§ Problem to work on:
Your task is to transcribe all of the records exactly and leave out the pictures.

[Collected data]
++++++++

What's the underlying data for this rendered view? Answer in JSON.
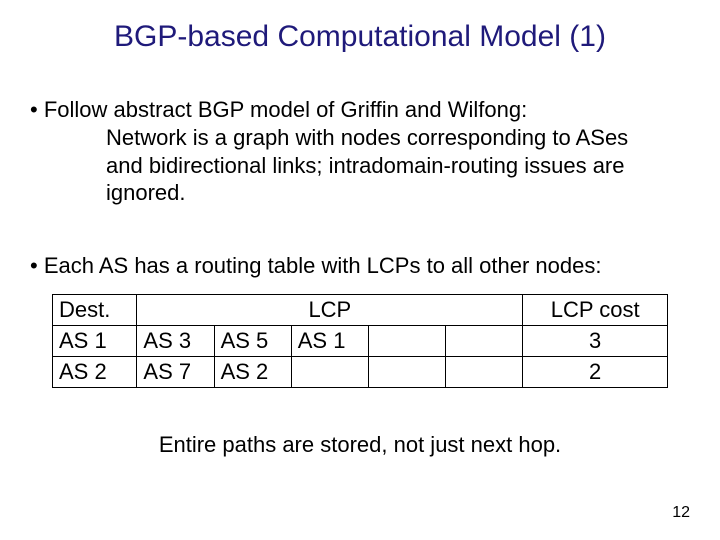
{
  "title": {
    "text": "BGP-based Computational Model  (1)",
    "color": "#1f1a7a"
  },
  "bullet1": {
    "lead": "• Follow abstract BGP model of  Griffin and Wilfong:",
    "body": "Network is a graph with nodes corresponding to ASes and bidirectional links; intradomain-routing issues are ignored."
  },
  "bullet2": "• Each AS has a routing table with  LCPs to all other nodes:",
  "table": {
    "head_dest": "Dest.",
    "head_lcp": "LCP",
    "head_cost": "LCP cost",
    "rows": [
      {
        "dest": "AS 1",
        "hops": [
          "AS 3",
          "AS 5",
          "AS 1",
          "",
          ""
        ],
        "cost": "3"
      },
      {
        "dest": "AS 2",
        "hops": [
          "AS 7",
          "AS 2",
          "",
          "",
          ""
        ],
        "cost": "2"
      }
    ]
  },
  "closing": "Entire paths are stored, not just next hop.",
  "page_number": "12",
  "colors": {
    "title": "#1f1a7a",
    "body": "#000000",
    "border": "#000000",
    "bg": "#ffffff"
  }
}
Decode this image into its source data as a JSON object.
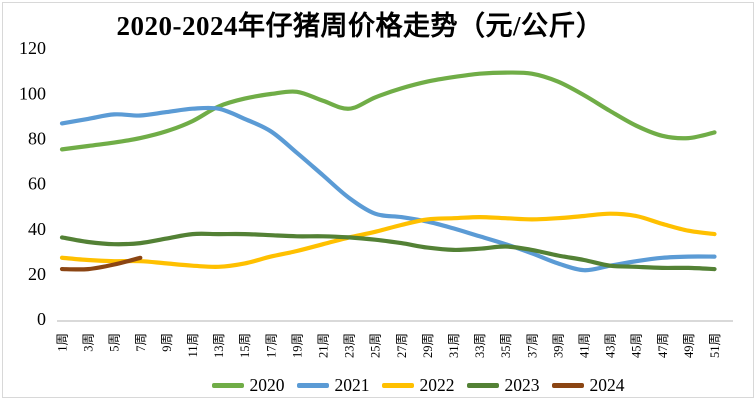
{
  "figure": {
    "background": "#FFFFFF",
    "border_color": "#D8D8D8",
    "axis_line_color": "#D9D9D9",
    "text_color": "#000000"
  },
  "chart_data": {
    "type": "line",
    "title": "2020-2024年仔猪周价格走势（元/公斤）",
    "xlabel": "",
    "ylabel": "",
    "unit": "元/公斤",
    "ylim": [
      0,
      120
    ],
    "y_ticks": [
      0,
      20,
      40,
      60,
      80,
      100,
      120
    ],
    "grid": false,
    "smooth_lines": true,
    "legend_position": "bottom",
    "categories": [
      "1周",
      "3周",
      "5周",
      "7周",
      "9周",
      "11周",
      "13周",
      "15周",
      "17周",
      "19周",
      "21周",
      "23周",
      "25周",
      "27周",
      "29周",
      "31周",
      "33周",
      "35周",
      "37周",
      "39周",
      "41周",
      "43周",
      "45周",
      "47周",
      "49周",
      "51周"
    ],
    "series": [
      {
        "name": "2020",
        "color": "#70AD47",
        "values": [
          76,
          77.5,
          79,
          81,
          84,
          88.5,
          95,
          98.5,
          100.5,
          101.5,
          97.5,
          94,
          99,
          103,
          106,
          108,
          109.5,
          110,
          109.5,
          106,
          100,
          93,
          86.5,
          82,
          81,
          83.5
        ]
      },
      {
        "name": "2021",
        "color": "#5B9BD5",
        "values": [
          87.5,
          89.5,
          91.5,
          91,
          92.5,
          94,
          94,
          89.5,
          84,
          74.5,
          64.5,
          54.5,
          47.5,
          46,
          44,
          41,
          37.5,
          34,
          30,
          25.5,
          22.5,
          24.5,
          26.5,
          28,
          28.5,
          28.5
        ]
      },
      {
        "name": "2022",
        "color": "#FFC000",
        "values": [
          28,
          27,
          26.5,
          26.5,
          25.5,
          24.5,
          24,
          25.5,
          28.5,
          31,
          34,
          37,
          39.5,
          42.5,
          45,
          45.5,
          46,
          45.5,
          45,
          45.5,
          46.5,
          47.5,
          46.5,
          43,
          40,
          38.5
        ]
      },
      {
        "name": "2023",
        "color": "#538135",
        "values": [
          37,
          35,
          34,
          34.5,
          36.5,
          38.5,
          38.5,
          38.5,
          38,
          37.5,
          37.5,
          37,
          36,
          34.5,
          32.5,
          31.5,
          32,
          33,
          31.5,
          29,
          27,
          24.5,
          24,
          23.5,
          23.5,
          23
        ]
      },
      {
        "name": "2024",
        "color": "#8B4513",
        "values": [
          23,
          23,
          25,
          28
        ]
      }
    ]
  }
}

++++++++

§ The response:
What's the underlying data for this rendered view? Answer in JSON.
{
  "title": {
    "text": "BGP-based Computational Model  (1)",
    "color": "#1f1a7a"
  },
  "bullet1": {
    "lead": "• Follow abstract BGP model of  Griffin and Wilfong:",
    "body": "Network is a graph with nodes corresponding to ASes and bidirectional links; intradomain-routing issues are ignored."
  },
  "bullet2": "• Each AS has a routing table with  LCPs to all other nodes:",
  "table": {
    "head_dest": "Dest.",
    "head_lcp": "LCP",
    "head_cost": "LCP cost",
    "rows": [
      {
        "dest": "AS 1",
        "hops": [
          "AS 3",
          "AS 5",
          "AS 1",
          "",
          ""
        ],
        "cost": "3"
      },
      {
        "dest": "AS 2",
        "hops": [
          "AS 7",
          "AS 2",
          "",
          "",
          ""
        ],
        "cost": "2"
      }
    ]
  },
  "closing": "Entire paths are stored, not just next hop.",
  "page_number": "12",
  "colors": {
    "title": "#1f1a7a",
    "body": "#000000",
    "border": "#000000",
    "bg": "#ffffff"
  }
}
Decode this image into its source data as a JSON object.
{
  "figure": {
    "background": "#FFFFFF",
    "border_color": "#D8D8D8",
    "axis_line_color": "#D9D9D9",
    "text_color": "#000000"
  },
  "chart_data": {
    "type": "line",
    "title": "2020-2024年仔猪周价格走势（元/公斤）",
    "xlabel": "",
    "ylabel": "",
    "unit": "元/公斤",
    "ylim": [
      0,
      120
    ],
    "y_ticks": [
      0,
      20,
      40,
      60,
      80,
      100,
      120
    ],
    "grid": false,
    "smooth_lines": true,
    "legend_position": "bottom",
    "categories": [
      "1周",
      "3周",
      "5周",
      "7周",
      "9周",
      "11周",
      "13周",
      "15周",
      "17周",
      "19周",
      "21周",
      "23周",
      "25周",
      "27周",
      "29周",
      "31周",
      "33周",
      "35周",
      "37周",
      "39周",
      "41周",
      "43周",
      "45周",
      "47周",
      "49周",
      "51周"
    ],
    "series": [
      {
        "name": "2020",
        "color": "#70AD47",
        "values": [
          76,
          77.5,
          79,
          81,
          84,
          88.5,
          95,
          98.5,
          100.5,
          101.5,
          97.5,
          94,
          99,
          103,
          106,
          108,
          109.5,
          110,
          109.5,
          106,
          100,
          93,
          86.5,
          82,
          81,
          83.5
        ]
      },
      {
        "name": "2021",
        "color": "#5B9BD5",
        "values": [
          87.5,
          89.5,
          91.5,
          91,
          92.5,
          94,
          94,
          89.5,
          84,
          74.5,
          64.5,
          54.5,
          47.5,
          46,
          44,
          41,
          37.5,
          34,
          30,
          25.5,
          22.5,
          24.5,
          26.5,
          28,
          28.5,
          28.5
        ]
      },
      {
        "name": "2022",
        "color": "#FFC000",
        "values": [
          28,
          27,
          26.5,
          26.5,
          25.5,
          24.5,
          24,
          25.5,
          28.5,
          31,
          34,
          37,
          39.5,
          42.5,
          45,
          45.5,
          46,
          45.5,
          45,
          45.5,
          46.5,
          47.5,
          46.5,
          43,
          40,
          38.5
        ]
      },
      {
        "name": "2023",
        "color": "#538135",
        "values": [
          37,
          35,
          34,
          34.5,
          36.5,
          38.5,
          38.5,
          38.5,
          38,
          37.5,
          37.5,
          37,
          36,
          34.5,
          32.5,
          31.5,
          32,
          33,
          31.5,
          29,
          27,
          24.5,
          24,
          23.5,
          23.5,
          23
        ]
      },
      {
        "name": "2024",
        "color": "#8B4513",
        "values": [
          23,
          23,
          25,
          28
        ]
      }
    ]
  }
}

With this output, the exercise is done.